▸ **TASK ITEM**
Your answer must be the records below, repeated exactly, with every picture left out.

== Segment start ==

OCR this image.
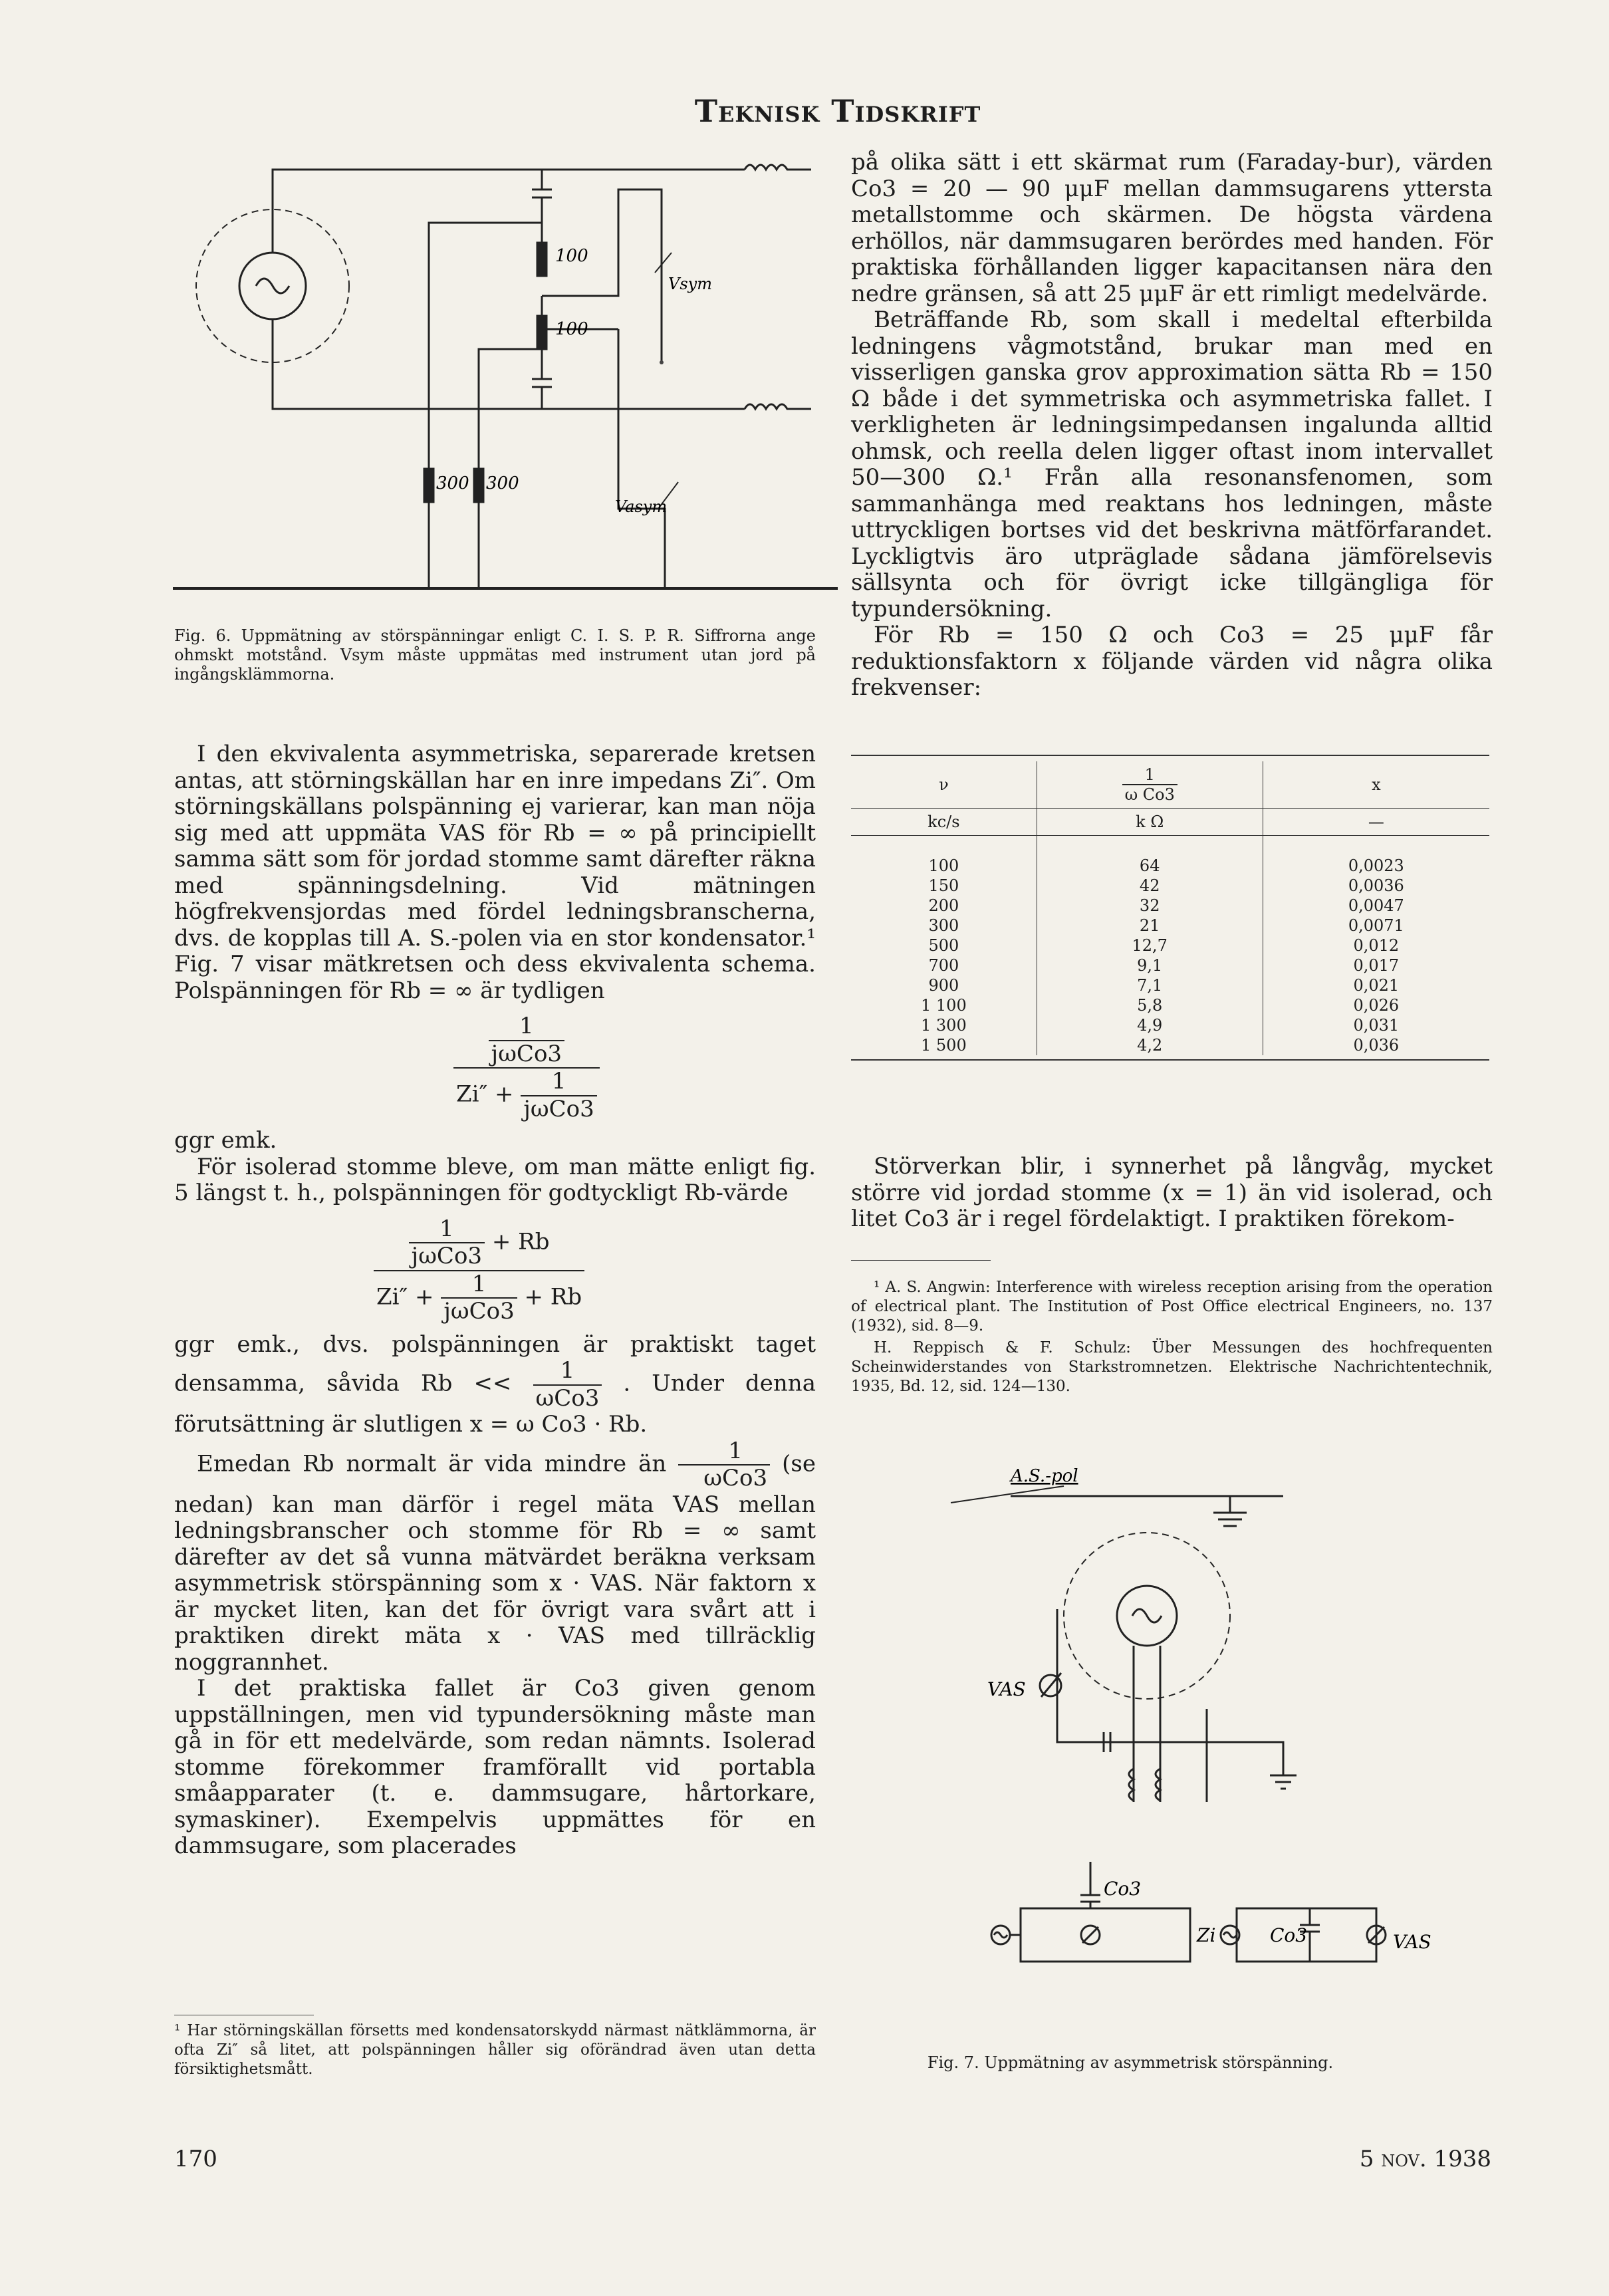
Teknisk Tidskrift
100
100
300 300
Vsym
Vasym
Fig. 6. Uppmätning av störspänningar enligt C. I. S. P. R. Siffrorna ange ohmskt motstånd. Vsym måste uppmätas med instrument utan jord på ingångsklämmorna.

I den ekvivalenta asymmetriska, separerade kretsen antas, att störningskällan har en inre impedans Zi″. Om störningskällans polspänning ej varierar, kan man nöja sig med att uppmäta VAS för Rb = ∞ på principiellt samma sätt som för jordad stomme samt därefter räkna med spänningsdelning. Vid mätningen högfrekvensjordas med fördel ledningsbranscherna, dvs. de kopplas till A. S.-polen via en stor kondensator.¹ Fig. 7 visar mätkretsen och dess ekvivalenta schema. Polspänningen för Rb = ∞ är tydligen

$\frac{\frac{1}{\text{jωCo3}}}{Zi'' + \frac{1}{\text{jωCo3}}}$

ggr emk.

För isolerad stomme bleve, om man mätte enligt fig. 5 längst t. h., polspänningen för godtyckligt Rb-värde

$\frac{\frac{1}{\text{jωCo3}} + Rb}{Zi'' + \frac{1}{\text{jωCo3}} + Rb}$

ggr emk., dvs. polspänningen är praktiskt taget densamma, såvida $Rb << \frac{1}{\text{ωCo3}}$ . Under denna förutsättning är slutligen x = ω Co3 · Rb.

Emedan Rb normalt är vida mindre än $\frac{1}{\text{ωCo3}} (se$ nedan) kan man därför i regel mäta VAS mellan ledningsbranscher och stomme för Rb = ∞ samt därefter av det så vunna mätvärdet beräkna verksam asymmetrisk störspänning som x · VAS. När faktorn x är mycket liten, kan det för övrigt vara svårt att i praktiken direkt mäta x · VAS med tillräcklig noggrannhet.

I det praktiska fallet är Co3 given genom uppställningen, men vid typundersökning måste man gå in för ett medelvärde, som redan nämnts. Isolerad stomme förekommer framförallt vid portabla småapparater (t. e. dammsugare, hårtorkare, symaskiner). Exempelvis uppmättes för en dammsugare, som placerades

¹ Har störningskällan försetts med kondensatorskydd närmast nätklämmorna, är ofta Zi″ så litet, att polspänningen håller sig oförändrad även utan detta försiktighetsmått.

på olika sätt i ett skärmat rum (Faraday-bur), värden Co3 = 20 — 90 μμF mellan dammsugarens yttersta metallstomme och skärmen. De högsta värdena erhöllos, när dammsugaren berördes med handen. För praktiska förhållanden ligger kapacitansen nära den nedre gränsen, så att 25 μμF är ett rimligt medelvärde.

Beträffande Rb, som skall i medeltal efterbilda ledningens vågmotstånd, brukar man med en visserligen ganska grov approximation sätta Rb = 150 Ω både i det symmetriska och asymmetriska fallet. I verkligheten är ledningsimpedansen ingalunda alltid ohmsk, och reella delen ligger oftast inom intervallet 50—300 Ω.¹ Från alla resonansfenomen, som sammanhänga med reaktans hos ledningen, måste uttryckligen bortses vid det beskrivna mätförfarandet. Lyckligtvis äro utpräglade sådana jämförelsevis sällsynta och för övrigt icke tillgängliga för typundersökning.

För Rb = 150 Ω och Co3 = 25 μμF får reduktionsfaktorn x följande värden vid några olika frekvenser:

ν	$\frac{1}{\text{ω Co3}}$	x
kc/s	k Ω	—

100	64	0,0023
150	42	0,0036
200	32	0,0047
300	21	0,0071
500	12,7	0,012
700	9,1	0,017
900	7,1	0,021
1 100	5,8	0,026
1 300	4,9	0,031
1 500	4,2	0,036

Störverkan blir, i synnerhet på långvåg, mycket större vid jordad stomme (x = 1) än vid isolerad, och litet Co3 är i regel fördelaktigt. I praktiken förekom-

¹ A. S. Angwin: Interference with wireless reception arising from the operation of electrical plant. The Institution of Post Office electrical Engineers, no. 137 (1932), sid. 8—9.

H. Reppisch & F. Schulz: Über Messungen des hochfrequenten Scheinwiderstandes von Starkstromnetzen. Elektrische Nachrichtentechnik, 1935, Bd. 12, sid. 124—130.

A.S.-pol
VAS
Co3
Zi	Co3	VAS
Fig. 7. Uppmätning av asymmetrisk störspänning.
170	5 nov. 1938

== Segment end ==

▸ **SOLVED EXERCISE**
OCR this image.
Teknisk Tidskrift
100
100
300 300
Vsym
Vasym
Fig. 6. Uppmätning av störspänningar enligt C. I. S. P. R. Siffrorna ange ohmskt motstånd. Vsym måste uppmätas med instrument utan jord på ingångsklämmorna.

I den ekvivalenta asymmetriska, separerade kretsen antas, att störningskällan har en inre impedans Zi″. Om störningskällans polspänning ej varierar, kan man nöja sig med att uppmäta VAS för Rb = ∞ på principiellt samma sätt som för jordad stomme samt därefter räkna med spänningsdelning. Vid mätningen högfrekvensjordas med fördel ledningsbranscherna, dvs. de kopplas till A. S.-polen via en stor kondensator.¹ Fig. 7 visar mätkretsen och dess ekvivalenta schema. Polspänningen för Rb = ∞ är tydligen

$\frac{\frac{1}{\text{jωCo3}}}{Zi'' + \frac{1}{\text{jωCo3}}}$

ggr emk.

För isolerad stomme bleve, om man mätte enligt fig. 5 längst t. h., polspänningen för godtyckligt Rb-värde

$\frac{\frac{1}{\text{jωCo3}} + Rb}{Zi'' + \frac{1}{\text{jωCo3}} + Rb}$

ggr emk., dvs. polspänningen är praktiskt taget densamma, såvida $Rb << \frac{1}{\text{ωCo3}}$ . Under denna förutsättning är slutligen x = ω Co3 · Rb.

Emedan Rb normalt är vida mindre än $\frac{1}{\text{ωCo3}} (se$ nedan) kan man därför i regel mäta VAS mellan ledningsbranscher och stomme för Rb = ∞ samt därefter av det så vunna mätvärdet beräkna verksam asymmetrisk störspänning som x · VAS. När faktorn x är mycket liten, kan det för övrigt vara svårt att i praktiken direkt mäta x · VAS med tillräcklig noggrannhet.

I det praktiska fallet är Co3 given genom uppställningen, men vid typundersökning måste man gå in för ett medelvärde, som redan nämnts. Isolerad stomme förekommer framförallt vid portabla småapparater (t. e. dammsugare, hårtorkare, symaskiner). Exempelvis uppmättes för en dammsugare, som placerades

¹ Har störningskällan försetts med kondensatorskydd närmast nätklämmorna, är ofta Zi″ så litet, att polspänningen håller sig oförändrad även utan detta försiktighetsmått.

på olika sätt i ett skärmat rum (Faraday-bur), värden Co3 = 20 — 90 μμF mellan dammsugarens yttersta metallstomme och skärmen. De högsta värdena erhöllos, när dammsugaren berördes med handen. För praktiska förhållanden ligger kapacitansen nära den nedre gränsen, så att 25 μμF är ett rimligt medelvärde.

Beträffande Rb, som skall i medeltal efterbilda ledningens vågmotstånd, brukar man med en visserligen ganska grov approximation sätta Rb = 150 Ω både i det symmetriska och asymmetriska fallet. I verkligheten är ledningsimpedansen ingalunda alltid ohmsk, och reella delen ligger oftast inom intervallet 50—300 Ω.¹ Från alla resonansfenomen, som sammanhänga med reaktans hos ledningen, måste uttryckligen bortses vid det beskrivna mätförfarandet. Lyckligtvis äro utpräglade sådana jämförelsevis sällsynta och för övrigt icke tillgängliga för typundersökning.

För Rb = 150 Ω och Co3 = 25 μμF får reduktionsfaktorn x följande värden vid några olika frekvenser:

ν	$\frac{1}{\text{ω Co3}}$	x
kc/s	k Ω	—

100	64	0,0023
150	42	0,0036
200	32	0,0047
300	21	0,0071
500	12,7	0,012
700	9,1	0,017
900	7,1	0,021
1 100	5,8	0,026
1 300	4,9	0,031
1 500	4,2	0,036

Störverkan blir, i synnerhet på långvåg, mycket större vid jordad stomme (x = 1) än vid isolerad, och litet Co3 är i regel fördelaktigt. I praktiken förekom-

¹ A. S. Angwin: Interference with wireless reception arising from the operation of electrical plant. The Institution of Post Office electrical Engineers, no. 137 (1932), sid. 8—9.

H. Reppisch & F. Schulz: Über Messungen des hochfrequenten Scheinwiderstandes von Starkstromnetzen. Elektrische Nachrichtentechnik, 1935, Bd. 12, sid. 124—130.

A.S.-pol
VAS
Co3
Zi	Co3	VAS
Fig. 7. Uppmätning av asymmetrisk störspänning.
170	5 nov. 1938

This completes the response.